Work out how many lines include "name" and answer with that number only.

Items from a figure collection
^^^^

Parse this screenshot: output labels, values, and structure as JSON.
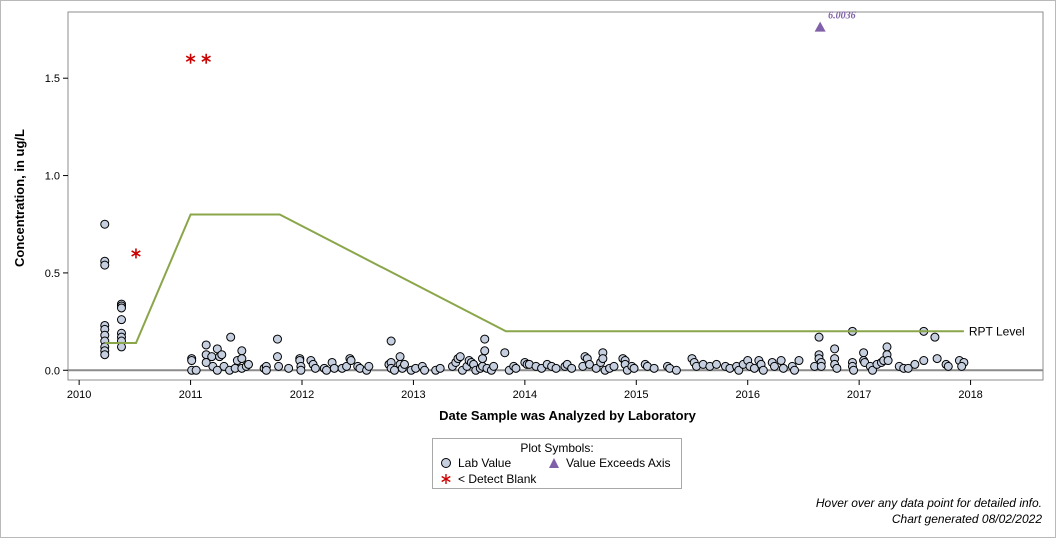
{
  "chart_data": {
    "type": "scatter",
    "xlabel": "Date Sample was Analyzed by Laboratory",
    "ylabel": "Concentration, in ug/L",
    "xlim": [
      2009.9,
      2018.65
    ],
    "ylim": [
      -0.05,
      1.84
    ],
    "x_ticks": [
      "2010",
      "2011",
      "2012",
      "2013",
      "2014",
      "2015",
      "2016",
      "2017",
      "2018"
    ],
    "y_ticks": [
      "0.0",
      "0.5",
      "1.0",
      "1.5"
    ],
    "series": [
      {
        "name": "Lab Value",
        "marker": "circle",
        "color": "#c5cfdf",
        "points": [
          [
            2010.23,
            0.75
          ],
          [
            2010.23,
            0.56
          ],
          [
            2010.23,
            0.54
          ],
          [
            2010.23,
            0.23
          ],
          [
            2010.23,
            0.21
          ],
          [
            2010.23,
            0.18
          ],
          [
            2010.23,
            0.15
          ],
          [
            2010.23,
            0.12
          ],
          [
            2010.23,
            0.1
          ],
          [
            2010.23,
            0.08
          ],
          [
            2010.38,
            0.34
          ],
          [
            2010.38,
            0.33
          ],
          [
            2010.38,
            0.32
          ],
          [
            2010.38,
            0.26
          ],
          [
            2010.38,
            0.19
          ],
          [
            2010.38,
            0.17
          ],
          [
            2010.38,
            0.15
          ],
          [
            2010.38,
            0.12
          ],
          [
            2011.01,
            0.06
          ],
          [
            2011.01,
            0.05
          ],
          [
            2011.01,
            0.0
          ],
          [
            2011.05,
            0.0
          ],
          [
            2011.14,
            0.13
          ],
          [
            2011.14,
            0.08
          ],
          [
            2011.14,
            0.04
          ],
          [
            2011.19,
            0.07
          ],
          [
            2011.2,
            0.02
          ],
          [
            2011.24,
            0.11
          ],
          [
            2011.26,
            0.07
          ],
          [
            2011.24,
            0.0
          ],
          [
            2011.28,
            0.08
          ],
          [
            2011.3,
            0.02
          ],
          [
            2011.35,
            0.0
          ],
          [
            2011.36,
            0.17
          ],
          [
            2011.4,
            0.01
          ],
          [
            2011.42,
            0.05
          ],
          [
            2011.46,
            0.1
          ],
          [
            2011.46,
            0.06
          ],
          [
            2011.46,
            0.01
          ],
          [
            2011.5,
            0.02
          ],
          [
            2011.52,
            0.03
          ],
          [
            2011.66,
            0.01
          ],
          [
            2011.68,
            0.02
          ],
          [
            2011.68,
            0.0
          ],
          [
            2011.78,
            0.07
          ],
          [
            2011.78,
            0.16
          ],
          [
            2011.79,
            0.02
          ],
          [
            2011.88,
            0.01
          ],
          [
            2011.98,
            0.06
          ],
          [
            2011.98,
            0.05
          ],
          [
            2011.99,
            0.02
          ],
          [
            2011.99,
            0.0
          ],
          [
            2012.08,
            0.05
          ],
          [
            2012.1,
            0.03
          ],
          [
            2012.12,
            0.01
          ],
          [
            2012.2,
            0.01
          ],
          [
            2012.22,
            0.0
          ],
          [
            2012.27,
            0.04
          ],
          [
            2012.29,
            0.01
          ],
          [
            2012.36,
            0.01
          ],
          [
            2012.4,
            0.02
          ],
          [
            2012.43,
            0.06
          ],
          [
            2012.44,
            0.05
          ],
          [
            2012.5,
            0.02
          ],
          [
            2012.52,
            0.01
          ],
          [
            2012.58,
            0.0
          ],
          [
            2012.6,
            0.02
          ],
          [
            2012.78,
            0.03
          ],
          [
            2012.8,
            0.15
          ],
          [
            2012.8,
            0.04
          ],
          [
            2012.8,
            0.01
          ],
          [
            2012.83,
            0.0
          ],
          [
            2012.88,
            0.07
          ],
          [
            2012.88,
            0.03
          ],
          [
            2012.9,
            0.01
          ],
          [
            2012.92,
            0.03
          ],
          [
            2012.98,
            0.0
          ],
          [
            2013.02,
            0.01
          ],
          [
            2013.08,
            0.02
          ],
          [
            2013.1,
            0.0
          ],
          [
            2013.2,
            0.0
          ],
          [
            2013.24,
            0.01
          ],
          [
            2013.35,
            0.02
          ],
          [
            2013.38,
            0.04
          ],
          [
            2013.4,
            0.06
          ],
          [
            2013.42,
            0.07
          ],
          [
            2013.44,
            0.0
          ],
          [
            2013.48,
            0.02
          ],
          [
            2013.5,
            0.05
          ],
          [
            2013.52,
            0.04
          ],
          [
            2013.54,
            0.03
          ],
          [
            2013.56,
            0.0
          ],
          [
            2013.6,
            0.01
          ],
          [
            2013.62,
            0.02
          ],
          [
            2013.62,
            0.06
          ],
          [
            2013.64,
            0.1
          ],
          [
            2013.64,
            0.16
          ],
          [
            2013.66,
            0.01
          ],
          [
            2013.7,
            0.0
          ],
          [
            2013.72,
            0.02
          ],
          [
            2013.82,
            0.09
          ],
          [
            2013.86,
            0.0
          ],
          [
            2013.9,
            0.02
          ],
          [
            2013.92,
            0.01
          ],
          [
            2014.0,
            0.04
          ],
          [
            2014.02,
            0.03
          ],
          [
            2014.04,
            0.03
          ],
          [
            2014.1,
            0.02
          ],
          [
            2014.15,
            0.01
          ],
          [
            2014.2,
            0.03
          ],
          [
            2014.24,
            0.02
          ],
          [
            2014.28,
            0.01
          ],
          [
            2014.36,
            0.02
          ],
          [
            2014.38,
            0.03
          ],
          [
            2014.42,
            0.01
          ],
          [
            2014.52,
            0.02
          ],
          [
            2014.54,
            0.07
          ],
          [
            2014.56,
            0.06
          ],
          [
            2014.58,
            0.03
          ],
          [
            2014.64,
            0.01
          ],
          [
            2014.68,
            0.04
          ],
          [
            2014.7,
            0.09
          ],
          [
            2014.7,
            0.06
          ],
          [
            2014.72,
            0.0
          ],
          [
            2014.76,
            0.01
          ],
          [
            2014.8,
            0.02
          ],
          [
            2014.88,
            0.06
          ],
          [
            2014.9,
            0.05
          ],
          [
            2014.9,
            0.03
          ],
          [
            2014.92,
            0.0
          ],
          [
            2014.96,
            0.02
          ],
          [
            2014.98,
            0.01
          ],
          [
            2015.08,
            0.03
          ],
          [
            2015.1,
            0.02
          ],
          [
            2015.16,
            0.01
          ],
          [
            2015.28,
            0.02
          ],
          [
            2015.3,
            0.01
          ],
          [
            2015.36,
            0.0
          ],
          [
            2015.5,
            0.06
          ],
          [
            2015.52,
            0.04
          ],
          [
            2015.54,
            0.02
          ],
          [
            2015.6,
            0.03
          ],
          [
            2015.66,
            0.02
          ],
          [
            2015.72,
            0.03
          ],
          [
            2015.8,
            0.02
          ],
          [
            2015.84,
            0.01
          ],
          [
            2015.9,
            0.02
          ],
          [
            2015.92,
            0.0
          ],
          [
            2015.96,
            0.03
          ],
          [
            2016.0,
            0.05
          ],
          [
            2016.02,
            0.02
          ],
          [
            2016.06,
            0.01
          ],
          [
            2016.1,
            0.05
          ],
          [
            2016.12,
            0.03
          ],
          [
            2016.14,
            0.0
          ],
          [
            2016.22,
            0.04
          ],
          [
            2016.24,
            0.02
          ],
          [
            2016.3,
            0.05
          ],
          [
            2016.32,
            0.01
          ],
          [
            2016.4,
            0.02
          ],
          [
            2016.42,
            0.0
          ],
          [
            2016.46,
            0.05
          ],
          [
            2016.6,
            0.02
          ],
          [
            2016.64,
            0.17
          ],
          [
            2016.64,
            0.08
          ],
          [
            2016.64,
            0.06
          ],
          [
            2016.66,
            0.04
          ],
          [
            2016.66,
            0.02
          ],
          [
            2016.78,
            0.11
          ],
          [
            2016.78,
            0.06
          ],
          [
            2016.78,
            0.03
          ],
          [
            2016.8,
            0.01
          ],
          [
            2016.94,
            0.2
          ],
          [
            2016.94,
            0.04
          ],
          [
            2016.94,
            0.02
          ],
          [
            2016.95,
            0.0
          ],
          [
            2017.04,
            0.09
          ],
          [
            2017.04,
            0.05
          ],
          [
            2017.05,
            0.04
          ],
          [
            2017.1,
            0.02
          ],
          [
            2017.12,
            0.0
          ],
          [
            2017.16,
            0.03
          ],
          [
            2017.2,
            0.04
          ],
          [
            2017.22,
            0.05
          ],
          [
            2017.25,
            0.12
          ],
          [
            2017.25,
            0.08
          ],
          [
            2017.26,
            0.05
          ],
          [
            2017.36,
            0.02
          ],
          [
            2017.4,
            0.01
          ],
          [
            2017.44,
            0.01
          ],
          [
            2017.5,
            0.03
          ],
          [
            2017.58,
            0.2
          ],
          [
            2017.58,
            0.05
          ],
          [
            2017.68,
            0.17
          ],
          [
            2017.7,
            0.06
          ],
          [
            2017.78,
            0.03
          ],
          [
            2017.8,
            0.02
          ],
          [
            2017.9,
            0.05
          ],
          [
            2017.94,
            0.04
          ],
          [
            2017.92,
            0.02
          ]
        ]
      },
      {
        "name": "< Detect Blank",
        "marker": "star",
        "color": "#cc0000",
        "points": [
          [
            2010.51,
            0.6
          ],
          [
            2011.0,
            1.6
          ],
          [
            2011.14,
            1.6
          ]
        ]
      },
      {
        "name": "Value Exceeds Axis",
        "marker": "triangle",
        "color": "#8060a8",
        "points": [
          [
            2016.65,
            1.76
          ]
        ],
        "labels": [
          "6.0036"
        ]
      },
      {
        "name": "RPT Level",
        "marker": "line",
        "color": "#8aa64a",
        "points": [
          [
            2010.23,
            0.14
          ],
          [
            2010.51,
            0.14
          ],
          [
            2011.0,
            0.8
          ],
          [
            2011.8,
            0.8
          ],
          [
            2013.83,
            0.2
          ],
          [
            2017.94,
            0.2
          ]
        ]
      }
    ],
    "reference_line": {
      "y": 0.0,
      "color": "#8c8c8c"
    },
    "grid": false,
    "legend_position": "bottom-center"
  },
  "legend": {
    "title": "Plot Symbols:",
    "items": [
      "Lab Value",
      "Value Exceeds Axis",
      "< Detect Blank"
    ]
  },
  "footnotes": {
    "hover": "Hover over any data point for detailed info.",
    "generated": "Chart generated 08/02/2022"
  }
}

^^^^

Response to this task:
4